Every record below is to be retyped exactly.

## DATA EXTRACT

↓↓↓

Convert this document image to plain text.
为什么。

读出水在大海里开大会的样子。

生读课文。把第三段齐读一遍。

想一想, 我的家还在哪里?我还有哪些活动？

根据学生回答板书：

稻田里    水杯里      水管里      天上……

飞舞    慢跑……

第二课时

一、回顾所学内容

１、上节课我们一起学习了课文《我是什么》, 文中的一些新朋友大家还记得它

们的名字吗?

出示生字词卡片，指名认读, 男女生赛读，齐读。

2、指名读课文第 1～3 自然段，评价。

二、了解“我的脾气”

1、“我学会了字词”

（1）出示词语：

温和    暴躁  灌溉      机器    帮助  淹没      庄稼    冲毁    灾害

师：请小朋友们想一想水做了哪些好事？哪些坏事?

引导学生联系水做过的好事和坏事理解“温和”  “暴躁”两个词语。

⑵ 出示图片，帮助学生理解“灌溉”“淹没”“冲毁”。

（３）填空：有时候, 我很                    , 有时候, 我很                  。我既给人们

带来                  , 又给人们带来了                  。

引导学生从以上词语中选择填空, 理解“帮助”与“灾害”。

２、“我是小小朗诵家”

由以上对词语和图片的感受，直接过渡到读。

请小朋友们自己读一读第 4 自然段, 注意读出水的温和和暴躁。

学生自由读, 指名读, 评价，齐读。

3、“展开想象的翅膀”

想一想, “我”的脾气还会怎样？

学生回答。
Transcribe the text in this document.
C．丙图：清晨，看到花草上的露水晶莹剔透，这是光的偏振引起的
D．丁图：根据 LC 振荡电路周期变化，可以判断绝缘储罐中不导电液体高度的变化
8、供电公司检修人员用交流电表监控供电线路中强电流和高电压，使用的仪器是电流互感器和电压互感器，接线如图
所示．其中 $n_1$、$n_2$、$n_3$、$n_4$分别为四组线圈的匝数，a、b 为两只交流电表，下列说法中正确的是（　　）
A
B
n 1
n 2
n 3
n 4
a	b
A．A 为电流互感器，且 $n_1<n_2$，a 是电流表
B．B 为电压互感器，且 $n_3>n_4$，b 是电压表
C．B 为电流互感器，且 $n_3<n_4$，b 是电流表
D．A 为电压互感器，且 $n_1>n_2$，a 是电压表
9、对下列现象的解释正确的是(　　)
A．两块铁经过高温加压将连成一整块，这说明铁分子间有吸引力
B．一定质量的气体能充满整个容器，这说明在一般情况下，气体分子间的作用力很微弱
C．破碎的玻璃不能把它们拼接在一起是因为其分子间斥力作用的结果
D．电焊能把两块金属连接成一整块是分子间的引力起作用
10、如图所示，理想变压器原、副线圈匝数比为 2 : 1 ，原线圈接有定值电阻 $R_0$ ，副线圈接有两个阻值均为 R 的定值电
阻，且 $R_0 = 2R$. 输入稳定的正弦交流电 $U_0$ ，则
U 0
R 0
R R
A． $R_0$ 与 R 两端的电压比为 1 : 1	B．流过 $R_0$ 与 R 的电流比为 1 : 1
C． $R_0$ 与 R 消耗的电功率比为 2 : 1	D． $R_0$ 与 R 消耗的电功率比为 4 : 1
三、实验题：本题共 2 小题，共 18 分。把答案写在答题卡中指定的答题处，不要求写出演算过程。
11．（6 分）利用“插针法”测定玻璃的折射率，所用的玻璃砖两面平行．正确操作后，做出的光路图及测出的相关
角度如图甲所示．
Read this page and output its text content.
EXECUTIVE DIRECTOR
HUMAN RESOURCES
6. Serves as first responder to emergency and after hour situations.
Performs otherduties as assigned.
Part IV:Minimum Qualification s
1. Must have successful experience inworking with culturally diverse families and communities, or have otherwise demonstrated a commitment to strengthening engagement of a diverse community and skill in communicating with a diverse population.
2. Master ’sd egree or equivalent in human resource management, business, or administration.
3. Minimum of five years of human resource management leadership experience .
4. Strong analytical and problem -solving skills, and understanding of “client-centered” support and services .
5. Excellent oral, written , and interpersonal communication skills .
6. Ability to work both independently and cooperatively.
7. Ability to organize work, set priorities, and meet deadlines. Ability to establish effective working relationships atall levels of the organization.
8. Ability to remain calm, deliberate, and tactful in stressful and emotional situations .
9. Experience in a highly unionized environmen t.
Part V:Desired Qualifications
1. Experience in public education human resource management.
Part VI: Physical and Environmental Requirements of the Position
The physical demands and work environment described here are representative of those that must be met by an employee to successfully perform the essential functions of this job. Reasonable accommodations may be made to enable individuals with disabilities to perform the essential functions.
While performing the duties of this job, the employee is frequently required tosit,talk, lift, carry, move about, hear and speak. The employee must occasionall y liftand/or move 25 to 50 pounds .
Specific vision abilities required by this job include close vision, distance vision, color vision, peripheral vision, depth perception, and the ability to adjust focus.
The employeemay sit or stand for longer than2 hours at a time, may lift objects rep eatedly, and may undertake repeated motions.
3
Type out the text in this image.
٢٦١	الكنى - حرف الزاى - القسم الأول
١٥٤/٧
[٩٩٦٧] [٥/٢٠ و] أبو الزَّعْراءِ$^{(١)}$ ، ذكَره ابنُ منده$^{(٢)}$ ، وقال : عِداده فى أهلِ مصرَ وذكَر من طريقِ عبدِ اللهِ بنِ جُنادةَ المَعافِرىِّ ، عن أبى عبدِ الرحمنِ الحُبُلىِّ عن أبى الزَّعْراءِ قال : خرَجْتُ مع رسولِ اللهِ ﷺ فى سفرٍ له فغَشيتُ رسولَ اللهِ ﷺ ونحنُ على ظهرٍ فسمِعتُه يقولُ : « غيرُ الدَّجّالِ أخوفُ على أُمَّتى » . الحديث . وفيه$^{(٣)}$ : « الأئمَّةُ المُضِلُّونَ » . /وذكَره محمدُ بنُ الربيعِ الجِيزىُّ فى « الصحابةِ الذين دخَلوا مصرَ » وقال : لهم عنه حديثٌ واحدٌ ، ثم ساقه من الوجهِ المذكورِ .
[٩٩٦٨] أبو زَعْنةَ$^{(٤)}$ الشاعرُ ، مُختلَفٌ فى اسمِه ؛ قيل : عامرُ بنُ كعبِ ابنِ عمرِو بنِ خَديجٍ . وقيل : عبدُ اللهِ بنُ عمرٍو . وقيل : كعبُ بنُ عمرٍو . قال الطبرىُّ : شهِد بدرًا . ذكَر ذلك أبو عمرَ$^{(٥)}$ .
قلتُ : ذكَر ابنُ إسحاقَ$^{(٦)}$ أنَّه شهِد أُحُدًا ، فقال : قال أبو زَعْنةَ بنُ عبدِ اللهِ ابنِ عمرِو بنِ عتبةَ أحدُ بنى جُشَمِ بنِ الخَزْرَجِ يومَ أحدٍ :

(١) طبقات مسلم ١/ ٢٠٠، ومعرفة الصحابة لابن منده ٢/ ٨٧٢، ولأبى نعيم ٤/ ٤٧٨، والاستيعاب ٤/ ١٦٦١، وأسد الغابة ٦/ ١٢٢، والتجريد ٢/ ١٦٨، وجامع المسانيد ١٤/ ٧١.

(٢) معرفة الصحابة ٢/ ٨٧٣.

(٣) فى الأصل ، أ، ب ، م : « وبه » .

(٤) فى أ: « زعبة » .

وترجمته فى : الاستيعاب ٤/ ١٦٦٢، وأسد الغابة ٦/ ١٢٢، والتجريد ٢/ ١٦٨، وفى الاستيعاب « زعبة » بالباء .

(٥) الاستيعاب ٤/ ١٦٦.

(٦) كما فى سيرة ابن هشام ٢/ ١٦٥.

↑↑↑

## TASK OUTPUT
Convert this document image to plain text.
为什么。

读出水在大海里开大会的样子。

生读课文。把第三段齐读一遍。

想一想, 我的家还在哪里?我还有哪些活动？

根据学生回答板书：

稻田里    水杯里      水管里      天上……

飞舞    慢跑……

第二课时

一、回顾所学内容

１、上节课我们一起学习了课文《我是什么》, 文中的一些新朋友大家还记得它

们的名字吗?

出示生字词卡片，指名认读, 男女生赛读，齐读。

2、指名读课文第 1～3 自然段，评价。

二、了解“我的脾气”

1、“我学会了字词”

（1）出示词语：

温和    暴躁  灌溉      机器    帮助  淹没      庄稼    冲毁    灾害

师：请小朋友们想一想水做了哪些好事？哪些坏事?

引导学生联系水做过的好事和坏事理解“温和”  “暴躁”两个词语。

⑵ 出示图片，帮助学生理解“灌溉”“淹没”“冲毁”。

（３）填空：有时候, 我很                    , 有时候, 我很                  。我既给人们

带来                  , 又给人们带来了                  。

引导学生从以上词语中选择填空, 理解“帮助”与“灾害”。

２、“我是小小朗诵家”

由以上对词语和图片的感受，直接过渡到读。

请小朋友们自己读一读第 4 自然段, 注意读出水的温和和暴躁。

学生自由读, 指名读, 评价，齐读。

3、“展开想象的翅膀”

想一想, “我”的脾气还会怎样？

学生回答。
Transcribe the text in this document.
C．丙图：清晨，看到花草上的露水晶莹剔透，这是光的偏振引起的
D．丁图：根据 LC 振荡电路周期变化，可以判断绝缘储罐中不导电液体高度的变化
8、供电公司检修人员用交流电表监控供电线路中强电流和高电压，使用的仪器是电流互感器和电压互感器，接线如图
所示．其中 $n_1$、$n_2$、$n_3$、$n_4$分别为四组线圈的匝数，a、b 为两只交流电表，下列说法中正确的是（　　）
A
B
n 1
n 2
n 3
n 4
a	b
A．A 为电流互感器，且 $n_1<n_2$，a 是电流表
B．B 为电压互感器，且 $n_3>n_4$，b 是电压表
C．B 为电流互感器，且 $n_3<n_4$，b 是电流表
D．A 为电压互感器，且 $n_1>n_2$，a 是电压表
9、对下列现象的解释正确的是(　　)
A．两块铁经过高温加压将连成一整块，这说明铁分子间有吸引力
B．一定质量的气体能充满整个容器，这说明在一般情况下，气体分子间的作用力很微弱
C．破碎的玻璃不能把它们拼接在一起是因为其分子间斥力作用的结果
D．电焊能把两块金属连接成一整块是分子间的引力起作用
10、如图所示，理想变压器原、副线圈匝数比为 2 : 1 ，原线圈接有定值电阻 $R_0$ ，副线圈接有两个阻值均为 R 的定值电
阻，且 $R_0 = 2R$. 输入稳定的正弦交流电 $U_0$ ，则
U 0
R 0
R R
A． $R_0$ 与 R 两端的电压比为 1 : 1	B．流过 $R_0$ 与 R 的电流比为 1 : 1
C． $R_0$ 与 R 消耗的电功率比为 2 : 1	D． $R_0$ 与 R 消耗的电功率比为 4 : 1
三、实验题：本题共 2 小题，共 18 分。把答案写在答题卡中指定的答题处，不要求写出演算过程。
11．（6 分）利用“插针法”测定玻璃的折射率，所用的玻璃砖两面平行．正确操作后，做出的光路图及测出的相关
角度如图甲所示．
Read this page and output its text content.
EXECUTIVE DIRECTOR
HUMAN RESOURCES
6. Serves as first responder to emergency and after hour situations.
Performs otherduties as assigned.
Part IV:Minimum Qualification s
1. Must have successful experience inworking with culturally diverse families and communities, or have otherwise demonstrated a commitment to strengthening engagement of a diverse community and skill in communicating with a diverse population.
2. Master ’sd egree or equivalent in human resource management, business, or administration.
3. Minimum of five years of human resource management leadership experience .
4. Strong analytical and problem -solving skills, and understanding of “client-centered” support and services .
5. Excellent oral, written , and interpersonal communication skills .
6. Ability to work both independently and cooperatively.
7. Ability to organize work, set priorities, and meet deadlines. Ability to establish effective working relationships atall levels of the organization.
8. Ability to remain calm, deliberate, and tactful in stressful and emotional situations .
9. Experience in a highly unionized environmen t.
Part V:Desired Qualifications
1. Experience in public education human resource management.
Part VI: Physical and Environmental Requirements of the Position
The physical demands and work environment described here are representative of those that must be met by an employee to successfully perform the essential functions of this job. Reasonable accommodations may be made to enable individuals with disabilities to perform the essential functions.
While performing the duties of this job, the employee is frequently required tosit,talk, lift, carry, move about, hear and speak. The employee must occasionall y liftand/or move 25 to 50 pounds .
Specific vision abilities required by this job include close vision, distance vision, color vision, peripheral vision, depth perception, and the ability to adjust focus.
The employeemay sit or stand for longer than2 hours at a time, may lift objects rep eatedly, and may undertake repeated motions.
3
Type out the text in this image.
٢٦١	الكنى - حرف الزاى - القسم الأول
١٥٤/٧
[٩٩٦٧] [٥/٢٠ و] أبو الزَّعْراءِ$^{(١)}$ ، ذكَره ابنُ منده$^{(٢)}$ ، وقال : عِداده فى أهلِ مصرَ وذكَر من طريقِ عبدِ اللهِ بنِ جُنادةَ المَعافِرىِّ ، عن أبى عبدِ الرحمنِ الحُبُلىِّ عن أبى الزَّعْراءِ قال : خرَجْتُ مع رسولِ اللهِ ﷺ فى سفرٍ له فغَشيتُ رسولَ اللهِ ﷺ ونحنُ على ظهرٍ فسمِعتُه يقولُ : « غيرُ الدَّجّالِ أخوفُ على أُمَّتى » . الحديث . وفيه$^{(٣)}$ : « الأئمَّةُ المُضِلُّونَ » . /وذكَره محمدُ بنُ الربيعِ الجِيزىُّ فى « الصحابةِ الذين دخَلوا مصرَ » وقال : لهم عنه حديثٌ واحدٌ ، ثم ساقه من الوجهِ المذكورِ .
[٩٩٦٨] أبو زَعْنةَ$^{(٤)}$ الشاعرُ ، مُختلَفٌ فى اسمِه ؛ قيل : عامرُ بنُ كعبِ ابنِ عمرِو بنِ خَديجٍ . وقيل : عبدُ اللهِ بنُ عمرٍو . وقيل : كعبُ بنُ عمرٍو . قال الطبرىُّ : شهِد بدرًا . ذكَر ذلك أبو عمرَ$^{(٥)}$ .
قلتُ : ذكَر ابنُ إسحاقَ$^{(٦)}$ أنَّه شهِد أُحُدًا ، فقال : قال أبو زَعْنةَ بنُ عبدِ اللهِ ابنِ عمرِو بنِ عتبةَ أحدُ بنى جُشَمِ بنِ الخَزْرَجِ يومَ أحدٍ :

(١) طبقات مسلم ١/ ٢٠٠، ومعرفة الصحابة لابن منده ٢/ ٨٧٢، ولأبى نعيم ٤/ ٤٧٨، والاستيعاب ٤/ ١٦٦١، وأسد الغابة ٦/ ١٢٢، والتجريد ٢/ ١٦٨، وجامع المسانيد ١٤/ ٧١.

(٢) معرفة الصحابة ٢/ ٨٧٣.

(٣) فى الأصل ، أ، ب ، م : « وبه » .

(٤) فى أ: « زعبة » .

وترجمته فى : الاستيعاب ٤/ ١٦٦٢، وأسد الغابة ٦/ ١٢٢، والتجريد ٢/ ١٦٨، وفى الاستيعاب « زعبة » بالباء .

(٥) الاستيعاب ٤/ ١٦٦.

(٦) كما فى سيرة ابن هشام ٢/ ١٦٥.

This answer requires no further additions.